## [What to work on]
Copy, in full, each line of the material that holds the word "Alvaro".

## [Working data]
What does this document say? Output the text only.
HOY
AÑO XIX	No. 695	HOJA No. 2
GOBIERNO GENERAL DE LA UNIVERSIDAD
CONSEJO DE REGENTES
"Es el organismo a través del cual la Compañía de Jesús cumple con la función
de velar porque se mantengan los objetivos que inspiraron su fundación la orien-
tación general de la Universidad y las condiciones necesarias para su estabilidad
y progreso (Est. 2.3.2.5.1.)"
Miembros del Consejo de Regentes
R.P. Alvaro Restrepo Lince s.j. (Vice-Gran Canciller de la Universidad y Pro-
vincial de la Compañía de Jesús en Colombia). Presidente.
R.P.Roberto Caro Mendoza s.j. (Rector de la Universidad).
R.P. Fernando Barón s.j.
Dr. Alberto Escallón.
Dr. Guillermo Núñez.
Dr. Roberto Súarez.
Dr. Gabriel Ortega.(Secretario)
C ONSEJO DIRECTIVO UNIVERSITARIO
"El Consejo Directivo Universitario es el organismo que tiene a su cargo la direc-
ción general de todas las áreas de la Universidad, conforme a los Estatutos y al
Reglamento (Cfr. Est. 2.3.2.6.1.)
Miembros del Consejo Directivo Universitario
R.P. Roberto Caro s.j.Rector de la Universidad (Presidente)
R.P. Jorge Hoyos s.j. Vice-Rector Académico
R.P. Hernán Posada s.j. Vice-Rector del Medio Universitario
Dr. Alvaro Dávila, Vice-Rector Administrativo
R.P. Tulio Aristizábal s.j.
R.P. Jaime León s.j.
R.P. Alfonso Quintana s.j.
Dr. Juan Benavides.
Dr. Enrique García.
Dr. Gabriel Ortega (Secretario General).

## [Exercise response]
R.P. Alvaro Restrepo Lince s.j. (Vice-Gran Canciller de la Universidad y Pro-
Dr. Alvaro Dávila, Vice-Rector Administrativo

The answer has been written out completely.